### Work instructions
Write the material out again exactly.

### Dataset content
'''

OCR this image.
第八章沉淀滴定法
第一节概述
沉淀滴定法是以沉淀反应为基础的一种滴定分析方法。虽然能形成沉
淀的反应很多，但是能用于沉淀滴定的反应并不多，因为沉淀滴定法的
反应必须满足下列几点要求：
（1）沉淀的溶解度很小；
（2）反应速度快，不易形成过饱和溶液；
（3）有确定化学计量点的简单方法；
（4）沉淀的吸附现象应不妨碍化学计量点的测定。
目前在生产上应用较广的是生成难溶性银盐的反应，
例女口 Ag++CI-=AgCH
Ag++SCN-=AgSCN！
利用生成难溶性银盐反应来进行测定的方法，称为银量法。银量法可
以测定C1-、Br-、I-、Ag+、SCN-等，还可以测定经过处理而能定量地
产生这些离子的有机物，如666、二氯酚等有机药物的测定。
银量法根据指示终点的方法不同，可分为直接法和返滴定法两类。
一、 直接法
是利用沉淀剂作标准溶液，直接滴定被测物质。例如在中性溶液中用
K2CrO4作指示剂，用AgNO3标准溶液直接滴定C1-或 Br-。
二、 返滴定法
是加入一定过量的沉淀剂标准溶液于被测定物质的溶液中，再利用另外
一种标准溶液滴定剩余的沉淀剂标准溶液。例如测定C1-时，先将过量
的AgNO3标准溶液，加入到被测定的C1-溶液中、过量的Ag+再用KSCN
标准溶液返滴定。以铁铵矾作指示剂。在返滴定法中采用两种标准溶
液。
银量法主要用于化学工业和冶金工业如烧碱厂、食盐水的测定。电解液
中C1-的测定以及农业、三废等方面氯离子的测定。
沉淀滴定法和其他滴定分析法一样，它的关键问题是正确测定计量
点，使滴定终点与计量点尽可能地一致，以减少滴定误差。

'''

### Result below
OCR this image.
第八章沉淀滴定法
第一节概述
沉淀滴定法是以沉淀反应为基础的一种滴定分析方法。虽然能形成沉
淀的反应很多，但是能用于沉淀滴定的反应并不多，因为沉淀滴定法的
反应必须满足下列几点要求：
（1）沉淀的溶解度很小；
（2）反应速度快，不易形成过饱和溶液；
（3）有确定化学计量点的简单方法；
（4）沉淀的吸附现象应不妨碍化学计量点的测定。
目前在生产上应用较广的是生成难溶性银盐的反应，
例女口 Ag++CI-=AgCH
Ag++SCN-=AgSCN！
利用生成难溶性银盐反应来进行测定的方法，称为银量法。银量法可
以测定C1-、Br-、I-、Ag+、SCN-等，还可以测定经过处理而能定量地
产生这些离子的有机物，如666、二氯酚等有机药物的测定。
银量法根据指示终点的方法不同，可分为直接法和返滴定法两类。
一、 直接法
是利用沉淀剂作标准溶液，直接滴定被测物质。例如在中性溶液中用
K2CrO4作指示剂，用AgNO3标准溶液直接滴定C1-或 Br-。
二、 返滴定法
是加入一定过量的沉淀剂标准溶液于被测定物质的溶液中，再利用另外
一种标准溶液滴定剩余的沉淀剂标准溶液。例如测定C1-时，先将过量
的AgNO3标准溶液，加入到被测定的C1-溶液中、过量的Ag+再用KSCN
标准溶液返滴定。以铁铵矾作指示剂。在返滴定法中采用两种标准溶
液。
银量法主要用于化学工业和冶金工业如烧碱厂、食盐水的测定。电解液
中C1-的测定以及农业、三废等方面氯离子的测定。
沉淀滴定法和其他滴定分析法一样，它的关键问题是正确测定计量
点，使滴定终点与计量点尽可能地一致，以减少滴定误差。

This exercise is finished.